> [THE REQUEST] Write out each entry again. Keep every word exactly as it is.

> [TASK MATERIAL]
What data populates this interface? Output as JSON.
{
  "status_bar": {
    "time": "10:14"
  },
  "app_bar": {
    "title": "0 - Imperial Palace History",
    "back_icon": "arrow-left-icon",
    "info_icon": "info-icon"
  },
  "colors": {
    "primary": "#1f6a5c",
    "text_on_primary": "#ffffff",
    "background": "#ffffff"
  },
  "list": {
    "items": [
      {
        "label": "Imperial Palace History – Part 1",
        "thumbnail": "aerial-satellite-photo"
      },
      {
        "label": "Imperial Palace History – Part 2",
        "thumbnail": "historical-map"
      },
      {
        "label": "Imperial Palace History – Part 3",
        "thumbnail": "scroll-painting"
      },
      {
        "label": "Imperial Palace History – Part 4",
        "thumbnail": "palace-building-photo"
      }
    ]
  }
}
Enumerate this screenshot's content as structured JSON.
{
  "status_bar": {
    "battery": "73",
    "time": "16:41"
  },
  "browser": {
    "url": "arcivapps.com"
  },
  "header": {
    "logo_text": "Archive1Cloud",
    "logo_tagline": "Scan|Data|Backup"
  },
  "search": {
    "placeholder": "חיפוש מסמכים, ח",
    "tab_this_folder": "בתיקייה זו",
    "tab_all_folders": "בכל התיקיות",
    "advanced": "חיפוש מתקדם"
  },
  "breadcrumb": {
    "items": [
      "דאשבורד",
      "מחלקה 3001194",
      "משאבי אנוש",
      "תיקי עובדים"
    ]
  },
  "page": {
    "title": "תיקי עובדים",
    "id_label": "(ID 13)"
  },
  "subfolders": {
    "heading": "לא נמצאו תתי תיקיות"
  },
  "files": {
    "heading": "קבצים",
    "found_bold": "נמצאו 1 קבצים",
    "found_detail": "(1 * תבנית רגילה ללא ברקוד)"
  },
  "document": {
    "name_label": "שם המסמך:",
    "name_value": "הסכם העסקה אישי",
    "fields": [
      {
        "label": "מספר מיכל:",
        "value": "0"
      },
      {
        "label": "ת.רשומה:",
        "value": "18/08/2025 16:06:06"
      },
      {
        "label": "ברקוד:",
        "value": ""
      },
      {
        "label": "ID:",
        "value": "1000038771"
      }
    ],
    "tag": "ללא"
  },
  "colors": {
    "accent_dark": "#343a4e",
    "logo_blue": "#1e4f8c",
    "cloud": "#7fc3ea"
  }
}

> [WRITTEN ANSWER]
What data populates this interface? Output as JSON.
{
  "status_bar": {
    "time": "10:14"
  },
  "app_bar": {
    "title": "0 - Imperial Palace History",
    "back_icon": "arrow-left-icon",
    "info_icon": "info-icon"
  },
  "colors": {
    "primary": "#1f6a5c",
    "text_on_primary": "#ffffff",
    "background": "#ffffff"
  },
  "list": {
    "items": [
      {
        "label": "Imperial Palace History – Part 1",
        "thumbnail": "aerial-satellite-photo"
      },
      {
        "label": "Imperial Palace History – Part 2",
        "thumbnail": "historical-map"
      },
      {
        "label": "Imperial Palace History – Part 3",
        "thumbnail": "scroll-painting"
      },
      {
        "label": "Imperial Palace History – Part 4",
        "thumbnail": "palace-building-photo"
      }
    ]
  }
}
Enumerate this screenshot's content as structured JSON.
{
  "status_bar": {
    "battery": "73",
    "time": "16:41"
  },
  "browser": {
    "url": "arcivapps.com"
  },
  "header": {
    "logo_text": "Archive1Cloud",
    "logo_tagline": "Scan|Data|Backup"
  },
  "search": {
    "placeholder": "חיפוש מסמכים, ח",
    "tab_this_folder": "בתיקייה זו",
    "tab_all_folders": "בכל התיקיות",
    "advanced": "חיפוש מתקדם"
  },
  "breadcrumb": {
    "items": [
      "דאשבורד",
      "מחלקה 3001194",
      "משאבי אנוש",
      "תיקי עובדים"
    ]
  },
  "page": {
    "title": "תיקי עובדים",
    "id_label": "(ID 13)"
  },
  "subfolders": {
    "heading": "לא נמצאו תתי תיקיות"
  },
  "files": {
    "heading": "קבצים",
    "found_bold": "נמצאו 1 קבצים",
    "found_detail": "(1 * תבנית רגילה ללא ברקוד)"
  },
  "document": {
    "name_label": "שם המסמך:",
    "name_value": "הסכם העסקה אישי",
    "fields": [
      {
        "label": "מספר מיכל:",
        "value": "0"
      },
      {
        "label": "ת.רשומה:",
        "value": "18/08/2025 16:06:06"
      },
      {
        "label": "ברקוד:",
        "value": ""
      },
      {
        "label": "ID:",
        "value": "1000038771"
      }
    ],
    "tag": "ללא"
  },
  "colors": {
    "accent_dark": "#343a4e",
    "logo_blue": "#1e4f8c",
    "cloud": "#7fc3ea"
  }
}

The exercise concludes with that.